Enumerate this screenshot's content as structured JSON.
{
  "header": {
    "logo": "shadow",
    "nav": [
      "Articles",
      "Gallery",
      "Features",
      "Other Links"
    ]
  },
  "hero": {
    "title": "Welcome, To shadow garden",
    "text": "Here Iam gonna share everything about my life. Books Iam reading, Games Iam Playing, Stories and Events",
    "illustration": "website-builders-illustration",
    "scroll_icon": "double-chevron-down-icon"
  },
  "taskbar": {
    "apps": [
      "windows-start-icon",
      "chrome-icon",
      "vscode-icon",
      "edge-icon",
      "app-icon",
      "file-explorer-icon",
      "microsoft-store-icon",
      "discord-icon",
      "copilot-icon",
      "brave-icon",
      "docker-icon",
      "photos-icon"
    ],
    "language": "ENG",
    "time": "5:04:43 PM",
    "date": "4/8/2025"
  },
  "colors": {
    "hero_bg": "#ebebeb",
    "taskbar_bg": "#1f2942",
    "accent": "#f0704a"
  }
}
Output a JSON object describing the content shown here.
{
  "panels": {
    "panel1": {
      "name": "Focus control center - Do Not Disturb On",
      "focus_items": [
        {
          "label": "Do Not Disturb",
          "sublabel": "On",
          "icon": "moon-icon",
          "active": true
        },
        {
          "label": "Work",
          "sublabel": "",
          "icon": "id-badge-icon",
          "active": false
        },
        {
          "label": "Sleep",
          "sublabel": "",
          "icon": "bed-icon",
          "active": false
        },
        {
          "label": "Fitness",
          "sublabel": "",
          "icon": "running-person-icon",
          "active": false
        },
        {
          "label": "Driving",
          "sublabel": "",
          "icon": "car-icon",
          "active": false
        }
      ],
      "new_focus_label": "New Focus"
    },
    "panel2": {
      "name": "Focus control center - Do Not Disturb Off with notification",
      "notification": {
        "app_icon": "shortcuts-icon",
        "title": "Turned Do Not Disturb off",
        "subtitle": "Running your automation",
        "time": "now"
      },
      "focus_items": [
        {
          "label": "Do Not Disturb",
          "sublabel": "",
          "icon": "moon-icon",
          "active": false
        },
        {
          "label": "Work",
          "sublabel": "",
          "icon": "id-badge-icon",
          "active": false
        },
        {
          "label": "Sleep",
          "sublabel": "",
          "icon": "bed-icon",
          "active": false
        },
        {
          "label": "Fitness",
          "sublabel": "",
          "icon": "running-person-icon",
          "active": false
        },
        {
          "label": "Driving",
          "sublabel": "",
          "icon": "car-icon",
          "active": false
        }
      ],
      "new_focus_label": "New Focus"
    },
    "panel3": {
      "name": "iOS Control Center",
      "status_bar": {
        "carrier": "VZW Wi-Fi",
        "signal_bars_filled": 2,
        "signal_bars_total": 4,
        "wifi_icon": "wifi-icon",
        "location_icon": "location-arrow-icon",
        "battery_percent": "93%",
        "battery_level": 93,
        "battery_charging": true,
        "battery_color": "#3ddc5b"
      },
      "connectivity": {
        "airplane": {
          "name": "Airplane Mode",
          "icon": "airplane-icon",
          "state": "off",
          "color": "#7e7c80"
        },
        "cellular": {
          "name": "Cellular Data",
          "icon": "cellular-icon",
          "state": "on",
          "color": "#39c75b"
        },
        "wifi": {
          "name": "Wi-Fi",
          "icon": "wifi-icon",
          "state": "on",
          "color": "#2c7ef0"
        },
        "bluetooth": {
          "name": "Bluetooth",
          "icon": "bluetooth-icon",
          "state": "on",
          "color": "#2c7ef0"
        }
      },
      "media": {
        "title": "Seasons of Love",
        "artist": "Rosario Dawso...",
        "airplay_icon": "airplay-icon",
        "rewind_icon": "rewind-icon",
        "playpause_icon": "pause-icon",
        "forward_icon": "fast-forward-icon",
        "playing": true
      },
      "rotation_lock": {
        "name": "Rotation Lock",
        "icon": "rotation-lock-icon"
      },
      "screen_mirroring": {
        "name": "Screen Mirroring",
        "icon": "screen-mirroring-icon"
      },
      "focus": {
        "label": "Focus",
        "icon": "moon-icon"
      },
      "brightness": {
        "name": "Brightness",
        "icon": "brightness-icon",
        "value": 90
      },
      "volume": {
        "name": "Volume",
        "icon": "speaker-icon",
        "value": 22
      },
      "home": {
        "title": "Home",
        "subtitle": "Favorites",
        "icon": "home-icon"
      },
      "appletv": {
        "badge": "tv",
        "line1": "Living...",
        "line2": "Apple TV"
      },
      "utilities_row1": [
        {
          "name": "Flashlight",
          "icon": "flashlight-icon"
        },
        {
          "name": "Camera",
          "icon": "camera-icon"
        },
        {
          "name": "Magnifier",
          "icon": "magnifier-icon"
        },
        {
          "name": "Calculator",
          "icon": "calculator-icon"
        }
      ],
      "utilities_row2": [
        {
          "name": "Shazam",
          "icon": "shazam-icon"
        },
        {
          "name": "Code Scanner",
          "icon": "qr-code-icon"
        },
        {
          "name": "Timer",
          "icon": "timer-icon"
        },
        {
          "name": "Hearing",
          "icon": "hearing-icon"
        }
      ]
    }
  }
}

Written task: In the entries above, find every line holding the word "shadow" and copy it out.

The solution:
    "logo": "shadow",
    "title": "Welcome, To shadow garden",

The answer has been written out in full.